EXERCISE - Locate each line of the material that contains "title", then return it.

[Records from a collection of figures]
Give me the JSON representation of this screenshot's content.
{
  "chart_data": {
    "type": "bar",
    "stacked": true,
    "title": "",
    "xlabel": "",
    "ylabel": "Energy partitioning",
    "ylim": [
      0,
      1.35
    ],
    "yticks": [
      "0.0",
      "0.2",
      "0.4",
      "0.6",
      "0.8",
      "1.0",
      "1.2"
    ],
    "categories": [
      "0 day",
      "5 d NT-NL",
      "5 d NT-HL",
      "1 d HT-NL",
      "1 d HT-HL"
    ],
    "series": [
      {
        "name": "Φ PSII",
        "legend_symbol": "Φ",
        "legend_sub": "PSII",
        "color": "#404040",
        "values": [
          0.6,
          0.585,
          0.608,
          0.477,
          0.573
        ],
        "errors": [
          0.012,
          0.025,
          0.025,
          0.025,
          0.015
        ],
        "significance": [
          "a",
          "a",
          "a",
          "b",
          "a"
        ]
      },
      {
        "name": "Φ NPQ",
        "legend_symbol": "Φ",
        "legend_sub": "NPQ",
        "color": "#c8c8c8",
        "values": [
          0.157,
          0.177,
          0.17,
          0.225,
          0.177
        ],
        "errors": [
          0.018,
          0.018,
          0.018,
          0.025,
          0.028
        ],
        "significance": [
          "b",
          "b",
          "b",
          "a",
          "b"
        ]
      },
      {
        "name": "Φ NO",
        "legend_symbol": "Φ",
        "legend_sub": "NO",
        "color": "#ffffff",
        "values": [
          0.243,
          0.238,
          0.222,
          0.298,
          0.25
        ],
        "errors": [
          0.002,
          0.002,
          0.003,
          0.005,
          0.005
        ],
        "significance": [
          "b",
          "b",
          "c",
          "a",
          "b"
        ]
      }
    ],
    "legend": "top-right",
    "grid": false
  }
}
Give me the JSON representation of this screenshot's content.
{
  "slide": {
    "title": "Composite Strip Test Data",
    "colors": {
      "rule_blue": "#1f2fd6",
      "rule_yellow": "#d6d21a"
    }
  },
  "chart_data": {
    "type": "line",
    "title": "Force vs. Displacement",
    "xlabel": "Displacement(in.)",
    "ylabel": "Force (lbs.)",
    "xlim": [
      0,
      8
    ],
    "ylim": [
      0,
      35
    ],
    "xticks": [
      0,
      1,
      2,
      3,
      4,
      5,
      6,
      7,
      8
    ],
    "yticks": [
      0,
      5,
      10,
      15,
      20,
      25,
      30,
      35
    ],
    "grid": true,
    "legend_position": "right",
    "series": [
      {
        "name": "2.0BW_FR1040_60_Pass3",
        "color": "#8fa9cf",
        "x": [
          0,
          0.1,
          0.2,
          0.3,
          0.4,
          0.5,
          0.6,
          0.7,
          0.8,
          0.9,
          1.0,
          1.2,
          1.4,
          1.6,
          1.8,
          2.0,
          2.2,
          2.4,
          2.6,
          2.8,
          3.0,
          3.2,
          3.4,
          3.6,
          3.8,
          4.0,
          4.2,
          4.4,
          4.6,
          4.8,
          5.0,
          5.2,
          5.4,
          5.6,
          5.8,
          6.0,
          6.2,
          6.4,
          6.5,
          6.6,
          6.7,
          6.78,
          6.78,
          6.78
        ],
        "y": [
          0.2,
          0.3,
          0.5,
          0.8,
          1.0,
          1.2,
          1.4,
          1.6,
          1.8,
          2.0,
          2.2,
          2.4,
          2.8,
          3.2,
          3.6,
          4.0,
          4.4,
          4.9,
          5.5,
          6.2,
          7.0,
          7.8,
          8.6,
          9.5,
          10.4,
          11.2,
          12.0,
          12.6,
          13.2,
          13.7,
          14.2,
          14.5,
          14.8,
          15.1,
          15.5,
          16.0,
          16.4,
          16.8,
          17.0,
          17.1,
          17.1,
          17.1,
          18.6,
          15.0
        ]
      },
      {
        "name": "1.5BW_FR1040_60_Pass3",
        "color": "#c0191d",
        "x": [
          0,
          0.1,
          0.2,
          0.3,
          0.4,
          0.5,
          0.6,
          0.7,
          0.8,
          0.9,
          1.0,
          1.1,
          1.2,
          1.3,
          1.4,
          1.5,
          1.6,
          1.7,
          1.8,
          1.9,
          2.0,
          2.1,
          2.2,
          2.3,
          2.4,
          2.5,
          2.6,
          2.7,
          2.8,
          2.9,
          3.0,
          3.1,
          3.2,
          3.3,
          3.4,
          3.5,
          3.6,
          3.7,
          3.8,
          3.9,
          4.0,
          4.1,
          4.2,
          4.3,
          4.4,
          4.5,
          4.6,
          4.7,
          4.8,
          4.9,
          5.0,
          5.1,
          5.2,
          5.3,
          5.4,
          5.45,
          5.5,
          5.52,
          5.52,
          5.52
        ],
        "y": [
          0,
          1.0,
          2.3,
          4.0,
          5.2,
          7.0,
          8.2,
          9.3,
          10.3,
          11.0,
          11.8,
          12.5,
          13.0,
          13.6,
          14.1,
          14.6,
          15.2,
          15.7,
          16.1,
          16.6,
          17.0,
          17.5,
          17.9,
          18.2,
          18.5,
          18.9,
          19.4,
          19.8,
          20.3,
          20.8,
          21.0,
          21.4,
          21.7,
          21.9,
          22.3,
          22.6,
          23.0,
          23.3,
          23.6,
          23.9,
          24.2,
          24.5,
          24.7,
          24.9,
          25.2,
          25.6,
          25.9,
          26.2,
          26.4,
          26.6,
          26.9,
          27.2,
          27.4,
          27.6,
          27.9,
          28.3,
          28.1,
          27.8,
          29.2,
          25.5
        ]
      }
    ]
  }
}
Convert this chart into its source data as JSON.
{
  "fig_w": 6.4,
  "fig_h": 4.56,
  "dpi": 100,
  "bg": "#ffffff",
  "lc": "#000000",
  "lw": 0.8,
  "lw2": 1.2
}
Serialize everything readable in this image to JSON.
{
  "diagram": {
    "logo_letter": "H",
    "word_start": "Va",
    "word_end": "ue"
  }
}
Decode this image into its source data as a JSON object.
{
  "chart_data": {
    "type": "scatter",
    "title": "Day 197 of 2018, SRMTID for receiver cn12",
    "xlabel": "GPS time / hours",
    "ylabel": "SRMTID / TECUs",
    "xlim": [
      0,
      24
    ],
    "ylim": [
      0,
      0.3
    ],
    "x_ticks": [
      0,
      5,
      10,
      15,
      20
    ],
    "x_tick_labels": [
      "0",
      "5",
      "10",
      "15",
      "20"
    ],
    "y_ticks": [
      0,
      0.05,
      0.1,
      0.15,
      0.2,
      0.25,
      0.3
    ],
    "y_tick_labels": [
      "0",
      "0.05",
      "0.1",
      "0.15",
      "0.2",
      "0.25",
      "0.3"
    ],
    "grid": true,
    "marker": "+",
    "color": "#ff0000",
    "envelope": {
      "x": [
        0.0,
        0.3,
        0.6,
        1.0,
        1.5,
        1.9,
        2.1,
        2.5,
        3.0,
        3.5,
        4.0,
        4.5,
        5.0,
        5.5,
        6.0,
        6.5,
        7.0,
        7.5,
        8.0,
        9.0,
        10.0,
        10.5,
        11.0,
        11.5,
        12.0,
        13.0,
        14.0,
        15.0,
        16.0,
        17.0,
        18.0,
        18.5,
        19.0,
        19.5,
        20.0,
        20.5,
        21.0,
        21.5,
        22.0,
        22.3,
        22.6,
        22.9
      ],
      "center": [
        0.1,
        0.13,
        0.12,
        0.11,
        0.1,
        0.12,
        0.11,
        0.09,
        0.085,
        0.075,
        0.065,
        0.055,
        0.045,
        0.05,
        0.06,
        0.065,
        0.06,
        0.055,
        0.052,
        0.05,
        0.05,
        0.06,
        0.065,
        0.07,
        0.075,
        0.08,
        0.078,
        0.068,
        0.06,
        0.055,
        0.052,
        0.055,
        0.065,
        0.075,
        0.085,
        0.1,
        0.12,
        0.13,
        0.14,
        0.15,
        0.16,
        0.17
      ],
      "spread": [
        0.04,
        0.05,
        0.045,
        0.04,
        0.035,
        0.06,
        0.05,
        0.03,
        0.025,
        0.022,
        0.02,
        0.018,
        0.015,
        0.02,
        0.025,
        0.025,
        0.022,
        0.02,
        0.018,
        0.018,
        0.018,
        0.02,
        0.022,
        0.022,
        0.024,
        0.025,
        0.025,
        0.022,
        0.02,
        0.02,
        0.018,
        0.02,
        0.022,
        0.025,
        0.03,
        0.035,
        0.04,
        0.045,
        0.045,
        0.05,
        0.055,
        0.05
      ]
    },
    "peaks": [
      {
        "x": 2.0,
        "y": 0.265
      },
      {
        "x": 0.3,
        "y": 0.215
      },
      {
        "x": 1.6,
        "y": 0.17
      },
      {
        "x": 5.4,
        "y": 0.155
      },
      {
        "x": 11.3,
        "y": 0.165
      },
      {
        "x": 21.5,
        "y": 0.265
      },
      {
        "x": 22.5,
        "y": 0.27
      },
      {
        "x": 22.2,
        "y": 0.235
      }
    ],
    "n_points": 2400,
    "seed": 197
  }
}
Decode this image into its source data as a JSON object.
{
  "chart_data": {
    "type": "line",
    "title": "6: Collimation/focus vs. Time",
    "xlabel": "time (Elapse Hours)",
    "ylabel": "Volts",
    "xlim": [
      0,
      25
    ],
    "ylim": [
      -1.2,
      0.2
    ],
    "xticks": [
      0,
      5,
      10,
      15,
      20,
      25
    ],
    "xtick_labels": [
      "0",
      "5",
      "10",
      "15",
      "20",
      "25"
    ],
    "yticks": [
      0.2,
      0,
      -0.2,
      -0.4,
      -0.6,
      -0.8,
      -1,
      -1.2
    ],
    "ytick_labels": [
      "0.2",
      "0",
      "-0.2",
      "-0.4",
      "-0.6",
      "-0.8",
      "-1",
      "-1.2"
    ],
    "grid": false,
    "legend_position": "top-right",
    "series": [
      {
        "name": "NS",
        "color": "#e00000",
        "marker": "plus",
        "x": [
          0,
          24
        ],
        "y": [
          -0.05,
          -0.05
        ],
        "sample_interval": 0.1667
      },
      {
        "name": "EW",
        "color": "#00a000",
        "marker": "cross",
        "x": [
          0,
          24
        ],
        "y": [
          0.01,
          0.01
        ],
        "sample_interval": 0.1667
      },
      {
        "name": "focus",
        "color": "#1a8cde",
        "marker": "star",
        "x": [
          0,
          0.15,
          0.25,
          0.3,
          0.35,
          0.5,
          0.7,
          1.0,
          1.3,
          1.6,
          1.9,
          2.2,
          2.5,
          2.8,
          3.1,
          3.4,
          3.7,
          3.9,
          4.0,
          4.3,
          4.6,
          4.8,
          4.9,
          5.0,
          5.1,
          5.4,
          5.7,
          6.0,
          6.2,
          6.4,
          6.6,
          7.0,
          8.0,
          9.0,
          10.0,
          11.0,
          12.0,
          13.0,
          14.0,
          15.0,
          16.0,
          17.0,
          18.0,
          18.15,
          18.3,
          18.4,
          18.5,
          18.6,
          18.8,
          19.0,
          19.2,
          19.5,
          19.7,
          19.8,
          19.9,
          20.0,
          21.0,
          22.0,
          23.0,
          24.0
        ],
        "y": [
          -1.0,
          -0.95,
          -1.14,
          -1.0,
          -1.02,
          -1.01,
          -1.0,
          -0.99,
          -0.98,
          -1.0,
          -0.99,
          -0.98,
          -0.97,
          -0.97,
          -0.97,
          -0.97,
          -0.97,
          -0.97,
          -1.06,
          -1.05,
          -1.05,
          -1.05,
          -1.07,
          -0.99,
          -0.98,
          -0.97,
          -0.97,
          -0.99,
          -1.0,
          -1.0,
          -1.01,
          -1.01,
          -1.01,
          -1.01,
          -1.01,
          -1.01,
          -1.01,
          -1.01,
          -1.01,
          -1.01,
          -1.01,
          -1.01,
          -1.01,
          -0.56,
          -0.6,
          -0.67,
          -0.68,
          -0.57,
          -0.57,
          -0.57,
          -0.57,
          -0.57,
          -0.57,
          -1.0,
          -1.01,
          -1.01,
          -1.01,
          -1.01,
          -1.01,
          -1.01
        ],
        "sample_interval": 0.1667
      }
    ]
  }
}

TASK OUTPUT -
    "title": "",
    "title": "Composite Strip Test Data",
    "title": "Force vs. Displacement",
    "title": "Day 197 of 2018, SRMTID for receiver cn12",
    "title": "6: Collimation/focus vs. Time",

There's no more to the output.